◆ **AIM OF THE TASK**: Take the entries below and print all of them exactly, please.

[start of RECORDS FOR THE TASK]

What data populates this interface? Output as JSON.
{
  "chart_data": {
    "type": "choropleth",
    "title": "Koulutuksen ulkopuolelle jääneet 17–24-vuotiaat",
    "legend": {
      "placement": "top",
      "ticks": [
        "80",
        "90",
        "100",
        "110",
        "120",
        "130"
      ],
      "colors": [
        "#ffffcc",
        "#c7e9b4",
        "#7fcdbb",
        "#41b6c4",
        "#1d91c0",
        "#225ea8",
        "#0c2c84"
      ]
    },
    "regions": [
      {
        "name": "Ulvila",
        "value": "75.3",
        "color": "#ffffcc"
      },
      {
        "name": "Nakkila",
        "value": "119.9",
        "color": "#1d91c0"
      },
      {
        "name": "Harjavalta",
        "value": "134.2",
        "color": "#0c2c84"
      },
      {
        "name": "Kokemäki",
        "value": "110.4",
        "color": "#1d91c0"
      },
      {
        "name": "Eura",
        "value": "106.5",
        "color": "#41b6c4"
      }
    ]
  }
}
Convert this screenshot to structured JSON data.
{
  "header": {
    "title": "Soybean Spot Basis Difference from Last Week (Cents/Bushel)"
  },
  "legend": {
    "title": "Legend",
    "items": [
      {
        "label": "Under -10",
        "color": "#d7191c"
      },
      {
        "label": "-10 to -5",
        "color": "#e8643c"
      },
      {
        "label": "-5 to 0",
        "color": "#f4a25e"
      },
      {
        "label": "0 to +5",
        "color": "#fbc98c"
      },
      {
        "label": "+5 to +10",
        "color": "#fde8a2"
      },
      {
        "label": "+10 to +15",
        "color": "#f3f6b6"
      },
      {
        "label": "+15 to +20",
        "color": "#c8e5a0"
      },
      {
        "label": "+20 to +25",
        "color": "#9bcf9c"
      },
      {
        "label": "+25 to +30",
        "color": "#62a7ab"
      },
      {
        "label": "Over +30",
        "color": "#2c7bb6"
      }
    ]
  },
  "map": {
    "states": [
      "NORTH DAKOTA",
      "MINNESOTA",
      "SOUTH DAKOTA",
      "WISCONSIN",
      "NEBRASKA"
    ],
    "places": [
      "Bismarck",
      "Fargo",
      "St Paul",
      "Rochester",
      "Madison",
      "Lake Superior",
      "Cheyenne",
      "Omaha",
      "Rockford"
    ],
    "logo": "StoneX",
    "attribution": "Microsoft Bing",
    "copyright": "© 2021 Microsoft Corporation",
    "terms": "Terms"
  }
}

[end of RECORDS FOR THE TASK]

◆ **THE ANSWER**:
What data populates this interface? Output as JSON.
{
  "chart_data": {
    "type": "choropleth",
    "title": "Koulutuksen ulkopuolelle jääneet 17–24-vuotiaat",
    "legend": {
      "placement": "top",
      "ticks": [
        "80",
        "90",
        "100",
        "110",
        "120",
        "130"
      ],
      "colors": [
        "#ffffcc",
        "#c7e9b4",
        "#7fcdbb",
        "#41b6c4",
        "#1d91c0",
        "#225ea8",
        "#0c2c84"
      ]
    },
    "regions": [
      {
        "name": "Ulvila",
        "value": "75.3",
        "color": "#ffffcc"
      },
      {
        "name": "Nakkila",
        "value": "119.9",
        "color": "#1d91c0"
      },
      {
        "name": "Harjavalta",
        "value": "134.2",
        "color": "#0c2c84"
      },
      {
        "name": "Kokemäki",
        "value": "110.4",
        "color": "#1d91c0"
      },
      {
        "name": "Eura",
        "value": "106.5",
        "color": "#41b6c4"
      }
    ]
  }
}
Convert this screenshot to structured JSON data.
{
  "header": {
    "title": "Soybean Spot Basis Difference from Last Week (Cents/Bushel)"
  },
  "legend": {
    "title": "Legend",
    "items": [
      {
        "label": "Under -10",
        "color": "#d7191c"
      },
      {
        "label": "-10 to -5",
        "color": "#e8643c"
      },
      {
        "label": "-5 to 0",
        "color": "#f4a25e"
      },
      {
        "label": "0 to +5",
        "color": "#fbc98c"
      },
      {
        "label": "+5 to +10",
        "color": "#fde8a2"
      },
      {
        "label": "+10 to +15",
        "color": "#f3f6b6"
      },
      {
        "label": "+15 to +20",
        "color": "#c8e5a0"
      },
      {
        "label": "+20 to +25",
        "color": "#9bcf9c"
      },
      {
        "label": "+25 to +30",
        "color": "#62a7ab"
      },
      {
        "label": "Over +30",
        "color": "#2c7bb6"
      }
    ]
  },
  "map": {
    "states": [
      "NORTH DAKOTA",
      "MINNESOTA",
      "SOUTH DAKOTA",
      "WISCONSIN",
      "NEBRASKA"
    ],
    "places": [
      "Bismarck",
      "Fargo",
      "St Paul",
      "Rochester",
      "Madison",
      "Lake Superior",
      "Cheyenne",
      "Omaha",
      "Rockford"
    ],
    "logo": "StoneX",
    "attribution": "Microsoft Bing",
    "copyright": "© 2021 Microsoft Corporation",
    "terms": "Terms"
  }
}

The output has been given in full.